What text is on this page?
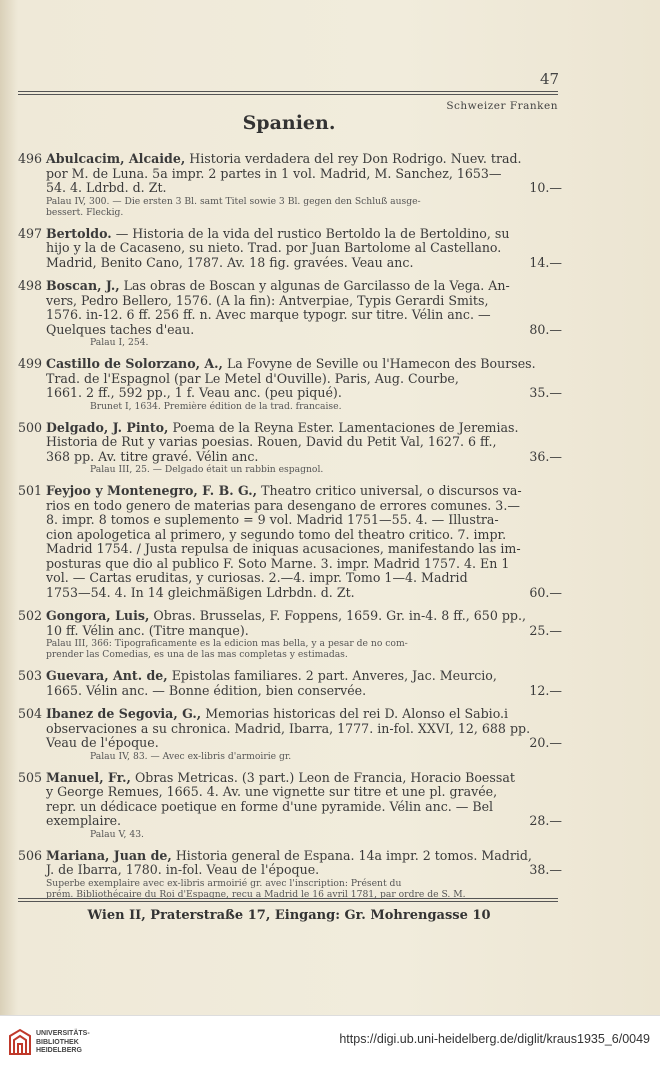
47
Schweizer Franken
Spanien.
496 Abulcacim, Alcaide, Historia verdadera del rey Don Rodrigo. Nuev. trad.
por M. de Luna. 5a impr. 2 partes in 1 vol. Madrid, M. Sanchez, 1653—
54. 4. Ldrbd. d. Zt.	10.—
Palau IV, 300. — Die ersten 3 Bl. samt Titel sowie 3 Bl. gegen den Schluß ausge-
bessert. Fleckig.
497 Bertoldo. — Historia de la vida del rustico Bertoldo la de Bertoldino, su
hijo y la de Cacaseno, su nieto. Trad. por Juan Bartolome al Castellano.
Madrid, Benito Cano, 1787. Av. 18 fig. gravées. Veau anc.	14.—
498 Boscan, J., Las obras de Boscan y algunas de Garcilasso de la Vega. An-
vers, Pedro Bellero, 1576. (A la fin): Antverpiae, Typis Gerardi Smits,
1576. in-12. 6 ff. 256 ff. n. Avec marque typogr. sur titre. Vélin anc. —
Quelques taches d'eau.	80.—
Palau I, 254.
499 Castillo de Solorzano, A., La Fovyne de Seville ou l'Hamecon des Bourses.
Trad. de l'Espagnol (par Le Metel d'Ouville). Paris, Aug. Courbe,
1661. 2 ff., 592 pp., 1 f. Veau anc. (peu piqué).	35.—
Brunet I, 1634. Première édition de la trad. francaise.
500 Delgado, J. Pinto, Poema de la Reyna Ester. Lamentaciones de Jeremias.
Historia de Rut y varias poesias. Rouen, David du Petit Val, 1627. 6 ff.,
368 pp. Av. titre gravé. Vélin anc.	36.—
Palau III, 25. — Delgado était un rabbin espagnol.
501 Feyjoo y Montenegro, F. B. G., Theatro critico universal, o discursos va-
rios en todo genero de materias para desengano de errores comunes. 3.—
8. impr. 8 tomos e suplemento = 9 vol. Madrid 1751—55. 4. — Illustra-
cion apologetica al primero, y segundo tomo del theatro critico. 7. impr.
Madrid 1754. / Justa repulsa de iniquas acusaciones, manifestando las im-
posturas que dio al publico F. Soto Marne. 3. impr. Madrid 1757. 4. En 1
vol. — Cartas eruditas, y curiosas. 2.—4. impr. Tomo 1—4. Madrid
1753—54. 4. In 14 gleichmäßigen Ldrbdn. d. Zt.	60.—
502 Gongora, Luis, Obras. Brusselas, F. Foppens, 1659. Gr. in-4. 8 ff., 650 pp.,
10 ff. Vélin anc. (Titre manque).	25.—
Palau III, 366: Tipograficamente es la edicion mas bella, y a pesar de no com-
prender las Comedias, es una de las mas completas y estimadas.
503 Guevara, Ant. de, Epistolas familiares. 2 part. Anveres, Jac. Meurcio,
1665. Vélin anc. — Bonne édition, bien conservée.	12.—
504 Ibanez de Segovia, G., Memorias historicas del rei D. Alonso el Sabio.i
observaciones a su chronica. Madrid, Ibarra, 1777. in-fol. XXVI, 12, 688 pp.
Veau de l'époque.	20.—
Palau IV, 83. — Avec ex-libris d'armoirie gr.
505 Manuel, Fr., Obras Metricas. (3 part.) Leon de Francia, Horacio Boessat
y George Remues, 1665. 4. Av. une vignette sur titre et une pl. gravée,
repr. un dédicace poetique en forme d'une pyramide. Vélin anc. — Bel
exemplaire.	28.—
Palau V, 43.
506 Mariana, Juan de, Historia general de Espana. 14a impr. 2 tomos. Madrid,
J. de Ibarra, 1780. in-fol. Veau de l'époque.	38.—
Superbe exemplaire avec ex-libris armoirié gr. avec l'inscription: Présent du
prém. Bibliothécaire du Roi d'Espagne, recu a Madrid le 16 avril 1781, par ordre de S. M.
Wien II, Praterstraße 17, Eingang: Gr. Mohrengasse 10
UNIVERSITÄTS-
BIBLIOTHEK
HEIDELBERG
https://digi.ub.uni-heidelberg.de/diglit/kraus1935_6/0049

::::

== WORK REQUIRED ==
In the entries above, count each line that holds "Ibarra". Give the total and nothing else.

== SOLUTION FOR THIS PROBLEM ==
2